Do this.
In the listing below, identify each line with the word "Diamond" and return those lines.

Data to use.
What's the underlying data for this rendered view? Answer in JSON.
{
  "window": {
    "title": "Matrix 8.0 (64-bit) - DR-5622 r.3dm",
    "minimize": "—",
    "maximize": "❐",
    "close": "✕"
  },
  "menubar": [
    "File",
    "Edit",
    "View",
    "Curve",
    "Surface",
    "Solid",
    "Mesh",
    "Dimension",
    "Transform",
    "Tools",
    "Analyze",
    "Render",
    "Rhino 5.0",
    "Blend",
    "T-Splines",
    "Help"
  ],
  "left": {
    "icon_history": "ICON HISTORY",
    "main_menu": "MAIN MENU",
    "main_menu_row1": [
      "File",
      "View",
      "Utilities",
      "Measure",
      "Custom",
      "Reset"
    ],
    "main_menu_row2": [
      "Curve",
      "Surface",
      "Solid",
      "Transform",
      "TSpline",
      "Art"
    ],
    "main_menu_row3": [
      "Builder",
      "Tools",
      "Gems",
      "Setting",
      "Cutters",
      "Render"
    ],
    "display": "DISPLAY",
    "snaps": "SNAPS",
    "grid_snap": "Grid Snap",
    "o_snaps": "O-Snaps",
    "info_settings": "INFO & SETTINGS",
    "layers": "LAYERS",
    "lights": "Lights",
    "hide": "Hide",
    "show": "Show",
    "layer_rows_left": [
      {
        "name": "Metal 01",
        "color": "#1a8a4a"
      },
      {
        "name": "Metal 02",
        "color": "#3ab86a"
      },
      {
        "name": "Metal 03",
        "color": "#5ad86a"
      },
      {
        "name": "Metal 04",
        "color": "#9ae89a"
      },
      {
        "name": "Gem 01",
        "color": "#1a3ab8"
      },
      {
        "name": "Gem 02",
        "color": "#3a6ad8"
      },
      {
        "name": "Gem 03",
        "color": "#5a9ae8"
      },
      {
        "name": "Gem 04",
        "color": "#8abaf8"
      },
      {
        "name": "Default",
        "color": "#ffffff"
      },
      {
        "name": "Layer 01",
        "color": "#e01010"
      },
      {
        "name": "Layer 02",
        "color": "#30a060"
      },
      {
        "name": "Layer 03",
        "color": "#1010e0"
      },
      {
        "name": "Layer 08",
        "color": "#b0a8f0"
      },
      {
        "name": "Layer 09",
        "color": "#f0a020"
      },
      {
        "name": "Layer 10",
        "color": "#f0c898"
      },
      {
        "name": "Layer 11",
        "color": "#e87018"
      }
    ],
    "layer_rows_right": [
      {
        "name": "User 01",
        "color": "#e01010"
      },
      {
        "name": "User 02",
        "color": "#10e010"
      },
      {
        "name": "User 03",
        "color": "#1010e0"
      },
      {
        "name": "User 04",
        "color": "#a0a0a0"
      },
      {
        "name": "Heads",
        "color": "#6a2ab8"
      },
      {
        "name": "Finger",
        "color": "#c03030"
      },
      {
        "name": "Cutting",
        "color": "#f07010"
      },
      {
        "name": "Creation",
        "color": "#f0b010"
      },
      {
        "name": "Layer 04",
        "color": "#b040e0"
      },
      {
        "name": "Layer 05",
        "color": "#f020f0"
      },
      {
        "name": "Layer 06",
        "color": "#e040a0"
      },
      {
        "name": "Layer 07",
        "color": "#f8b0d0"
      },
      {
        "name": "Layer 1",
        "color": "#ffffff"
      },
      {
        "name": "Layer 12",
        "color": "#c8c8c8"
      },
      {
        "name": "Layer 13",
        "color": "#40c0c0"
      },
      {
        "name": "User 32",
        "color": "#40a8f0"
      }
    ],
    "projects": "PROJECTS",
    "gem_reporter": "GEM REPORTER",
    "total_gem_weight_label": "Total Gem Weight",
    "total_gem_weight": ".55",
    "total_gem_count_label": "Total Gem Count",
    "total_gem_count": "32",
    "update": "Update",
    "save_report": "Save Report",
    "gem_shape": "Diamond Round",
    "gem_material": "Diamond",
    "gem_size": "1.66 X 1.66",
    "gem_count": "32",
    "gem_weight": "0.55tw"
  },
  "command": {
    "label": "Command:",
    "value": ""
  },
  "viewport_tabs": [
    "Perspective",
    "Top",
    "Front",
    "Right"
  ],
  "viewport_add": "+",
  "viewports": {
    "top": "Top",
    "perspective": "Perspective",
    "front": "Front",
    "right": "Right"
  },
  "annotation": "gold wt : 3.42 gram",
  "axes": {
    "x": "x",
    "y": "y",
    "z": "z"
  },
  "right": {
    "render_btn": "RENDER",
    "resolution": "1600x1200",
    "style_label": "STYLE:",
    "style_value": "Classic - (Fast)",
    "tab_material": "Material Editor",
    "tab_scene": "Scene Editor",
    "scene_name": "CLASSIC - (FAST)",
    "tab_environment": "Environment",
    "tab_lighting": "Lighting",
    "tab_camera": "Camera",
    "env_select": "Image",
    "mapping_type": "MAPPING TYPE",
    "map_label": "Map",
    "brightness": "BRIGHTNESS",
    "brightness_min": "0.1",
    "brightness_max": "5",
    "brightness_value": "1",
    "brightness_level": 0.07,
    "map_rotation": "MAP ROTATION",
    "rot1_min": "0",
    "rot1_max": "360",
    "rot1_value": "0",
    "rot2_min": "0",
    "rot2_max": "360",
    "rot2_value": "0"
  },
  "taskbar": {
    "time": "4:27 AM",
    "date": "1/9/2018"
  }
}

Task answer.
    "gem_shape": "Diamond Round",
    "gem_material": "Diamond",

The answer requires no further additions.